(To be done): In the data below, find the line containing "Decode this image"; reproduce that line and all subsequent lines exactly, and nothing else.

*** Input for this task ***

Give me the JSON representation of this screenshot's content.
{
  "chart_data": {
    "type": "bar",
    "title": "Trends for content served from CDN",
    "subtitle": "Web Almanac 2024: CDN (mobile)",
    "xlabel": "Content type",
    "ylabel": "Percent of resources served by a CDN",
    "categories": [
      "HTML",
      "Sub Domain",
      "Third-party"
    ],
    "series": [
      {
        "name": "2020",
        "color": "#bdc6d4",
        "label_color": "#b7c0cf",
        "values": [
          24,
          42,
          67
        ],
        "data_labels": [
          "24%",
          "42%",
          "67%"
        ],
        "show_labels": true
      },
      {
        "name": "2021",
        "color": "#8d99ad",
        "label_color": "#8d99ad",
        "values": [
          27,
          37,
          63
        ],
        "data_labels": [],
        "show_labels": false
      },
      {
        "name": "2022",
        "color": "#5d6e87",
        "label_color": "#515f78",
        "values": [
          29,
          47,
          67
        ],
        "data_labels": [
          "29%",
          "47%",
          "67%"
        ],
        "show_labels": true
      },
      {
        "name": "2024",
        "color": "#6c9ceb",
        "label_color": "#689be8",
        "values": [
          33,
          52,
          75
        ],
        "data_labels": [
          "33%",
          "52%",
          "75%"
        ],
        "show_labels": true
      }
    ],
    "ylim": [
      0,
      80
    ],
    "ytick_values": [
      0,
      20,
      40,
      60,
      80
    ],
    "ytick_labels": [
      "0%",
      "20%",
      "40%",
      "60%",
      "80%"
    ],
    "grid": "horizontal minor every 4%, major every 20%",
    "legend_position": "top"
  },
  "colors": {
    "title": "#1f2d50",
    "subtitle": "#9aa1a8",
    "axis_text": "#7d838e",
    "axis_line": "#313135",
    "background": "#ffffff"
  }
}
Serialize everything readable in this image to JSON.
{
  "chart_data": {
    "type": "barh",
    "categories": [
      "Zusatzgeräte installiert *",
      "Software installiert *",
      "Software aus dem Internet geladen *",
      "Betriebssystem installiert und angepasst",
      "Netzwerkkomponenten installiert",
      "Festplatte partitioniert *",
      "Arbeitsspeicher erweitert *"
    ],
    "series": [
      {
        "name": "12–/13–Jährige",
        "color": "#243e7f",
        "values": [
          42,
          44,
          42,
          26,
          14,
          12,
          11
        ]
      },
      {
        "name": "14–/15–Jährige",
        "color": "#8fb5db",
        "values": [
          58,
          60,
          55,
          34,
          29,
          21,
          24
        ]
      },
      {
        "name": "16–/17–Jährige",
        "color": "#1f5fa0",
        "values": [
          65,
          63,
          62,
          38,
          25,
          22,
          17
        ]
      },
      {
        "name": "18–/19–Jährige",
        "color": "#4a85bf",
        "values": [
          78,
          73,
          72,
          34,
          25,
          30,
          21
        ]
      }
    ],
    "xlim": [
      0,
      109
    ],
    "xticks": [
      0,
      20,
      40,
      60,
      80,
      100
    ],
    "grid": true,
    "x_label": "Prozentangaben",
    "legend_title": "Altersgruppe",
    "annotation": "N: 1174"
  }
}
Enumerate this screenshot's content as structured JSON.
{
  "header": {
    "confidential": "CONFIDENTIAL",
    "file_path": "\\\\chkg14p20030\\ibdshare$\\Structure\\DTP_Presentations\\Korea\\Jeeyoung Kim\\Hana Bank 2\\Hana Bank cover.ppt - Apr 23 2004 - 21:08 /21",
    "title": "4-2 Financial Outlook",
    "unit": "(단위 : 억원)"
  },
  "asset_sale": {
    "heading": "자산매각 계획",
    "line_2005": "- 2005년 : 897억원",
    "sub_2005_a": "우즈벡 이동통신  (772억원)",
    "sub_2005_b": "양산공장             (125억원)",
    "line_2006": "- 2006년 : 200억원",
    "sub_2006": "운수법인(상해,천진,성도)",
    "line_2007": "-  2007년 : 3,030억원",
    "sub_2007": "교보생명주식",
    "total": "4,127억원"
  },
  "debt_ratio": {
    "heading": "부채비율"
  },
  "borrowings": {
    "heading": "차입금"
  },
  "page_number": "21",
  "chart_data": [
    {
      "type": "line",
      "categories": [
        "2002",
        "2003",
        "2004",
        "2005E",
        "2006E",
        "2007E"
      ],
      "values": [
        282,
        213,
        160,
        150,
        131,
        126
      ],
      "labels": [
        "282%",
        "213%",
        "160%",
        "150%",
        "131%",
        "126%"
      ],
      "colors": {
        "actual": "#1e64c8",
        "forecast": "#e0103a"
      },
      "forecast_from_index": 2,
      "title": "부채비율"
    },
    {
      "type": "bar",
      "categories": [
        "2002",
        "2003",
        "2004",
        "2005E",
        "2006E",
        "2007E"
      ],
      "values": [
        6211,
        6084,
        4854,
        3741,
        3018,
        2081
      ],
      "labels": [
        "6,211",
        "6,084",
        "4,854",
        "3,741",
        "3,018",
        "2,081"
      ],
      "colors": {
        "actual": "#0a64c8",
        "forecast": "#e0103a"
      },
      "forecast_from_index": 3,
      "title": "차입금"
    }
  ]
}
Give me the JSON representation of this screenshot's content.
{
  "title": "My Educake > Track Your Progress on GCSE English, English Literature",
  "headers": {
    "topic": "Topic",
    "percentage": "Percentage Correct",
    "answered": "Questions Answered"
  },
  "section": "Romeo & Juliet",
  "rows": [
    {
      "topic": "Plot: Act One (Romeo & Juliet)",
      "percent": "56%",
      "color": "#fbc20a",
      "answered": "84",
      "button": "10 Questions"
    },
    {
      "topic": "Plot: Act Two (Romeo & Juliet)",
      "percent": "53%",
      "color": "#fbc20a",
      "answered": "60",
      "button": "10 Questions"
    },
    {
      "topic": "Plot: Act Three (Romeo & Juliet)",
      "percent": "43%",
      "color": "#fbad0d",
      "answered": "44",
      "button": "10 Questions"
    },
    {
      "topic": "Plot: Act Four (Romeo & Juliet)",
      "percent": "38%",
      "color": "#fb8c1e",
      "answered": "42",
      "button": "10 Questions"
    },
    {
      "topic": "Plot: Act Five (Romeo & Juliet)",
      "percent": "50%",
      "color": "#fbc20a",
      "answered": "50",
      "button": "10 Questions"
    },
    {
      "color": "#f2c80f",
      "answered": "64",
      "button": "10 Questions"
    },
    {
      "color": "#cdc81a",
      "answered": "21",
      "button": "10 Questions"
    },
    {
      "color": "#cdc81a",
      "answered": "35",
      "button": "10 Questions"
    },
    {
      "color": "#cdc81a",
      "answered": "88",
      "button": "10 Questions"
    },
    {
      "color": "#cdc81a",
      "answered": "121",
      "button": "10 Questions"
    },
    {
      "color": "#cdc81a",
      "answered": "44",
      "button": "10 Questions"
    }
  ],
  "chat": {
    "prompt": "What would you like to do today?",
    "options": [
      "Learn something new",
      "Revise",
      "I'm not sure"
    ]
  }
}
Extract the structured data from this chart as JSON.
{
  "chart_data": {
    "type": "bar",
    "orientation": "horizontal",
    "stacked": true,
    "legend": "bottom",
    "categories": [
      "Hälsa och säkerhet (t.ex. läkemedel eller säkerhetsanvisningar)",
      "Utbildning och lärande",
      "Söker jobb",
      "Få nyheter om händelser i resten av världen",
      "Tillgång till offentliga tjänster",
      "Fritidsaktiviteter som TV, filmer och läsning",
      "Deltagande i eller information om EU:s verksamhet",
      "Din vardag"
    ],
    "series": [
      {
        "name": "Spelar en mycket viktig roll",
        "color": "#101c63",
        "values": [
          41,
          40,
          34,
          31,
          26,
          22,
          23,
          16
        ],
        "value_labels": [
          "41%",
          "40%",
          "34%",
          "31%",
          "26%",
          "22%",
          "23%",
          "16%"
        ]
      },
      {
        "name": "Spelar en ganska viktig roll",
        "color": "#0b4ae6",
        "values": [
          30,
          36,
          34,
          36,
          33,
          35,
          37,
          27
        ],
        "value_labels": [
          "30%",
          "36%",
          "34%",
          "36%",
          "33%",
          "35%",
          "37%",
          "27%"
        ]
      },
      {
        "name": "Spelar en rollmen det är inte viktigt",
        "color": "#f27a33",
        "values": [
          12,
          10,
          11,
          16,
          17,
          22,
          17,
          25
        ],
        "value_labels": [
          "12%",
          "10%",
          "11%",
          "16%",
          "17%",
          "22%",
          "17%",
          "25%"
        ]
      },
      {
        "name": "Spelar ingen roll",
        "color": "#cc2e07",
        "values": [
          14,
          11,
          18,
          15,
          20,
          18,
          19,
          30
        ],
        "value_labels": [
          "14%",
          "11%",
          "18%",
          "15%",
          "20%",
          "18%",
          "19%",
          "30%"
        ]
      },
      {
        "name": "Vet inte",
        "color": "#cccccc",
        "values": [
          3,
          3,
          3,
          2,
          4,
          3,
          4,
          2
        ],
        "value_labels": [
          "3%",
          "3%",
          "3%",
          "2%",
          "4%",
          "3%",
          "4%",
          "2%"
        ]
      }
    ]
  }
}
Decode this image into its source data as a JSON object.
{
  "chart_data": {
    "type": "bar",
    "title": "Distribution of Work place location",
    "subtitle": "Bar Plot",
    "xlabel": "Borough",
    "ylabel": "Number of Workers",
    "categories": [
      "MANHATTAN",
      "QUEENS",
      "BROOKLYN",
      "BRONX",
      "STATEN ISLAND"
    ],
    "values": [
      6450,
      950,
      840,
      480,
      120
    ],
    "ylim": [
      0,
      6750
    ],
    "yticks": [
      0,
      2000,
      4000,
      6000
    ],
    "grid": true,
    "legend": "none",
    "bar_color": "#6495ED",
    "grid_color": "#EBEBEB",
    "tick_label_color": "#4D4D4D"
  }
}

***

(Answer to this task):
Decode this image into its source data as a JSON object.
{
  "chart_data": {
    "type": "bar",
    "title": "Distribution of Work place location",
    "subtitle": "Bar Plot",
    "xlabel": "Borough",
    "ylabel": "Number of Workers",
    "categories": [
      "MANHATTAN",
      "QUEENS",
      "BROOKLYN",
      "BRONX",
      "STATEN ISLAND"
    ],
    "values": [
      6450,
      950,
      840,
      480,
      120
    ],
    "ylim": [
      0,
      6750
    ],
    "yticks": [
      0,
      2000,
      4000,
      6000
    ],
    "grid": true,
    "legend": "none",
    "bar_color": "#6495ED",
    "grid_color": "#EBEBEB",
    "tick_label_color": "#4D4D4D"
  }
}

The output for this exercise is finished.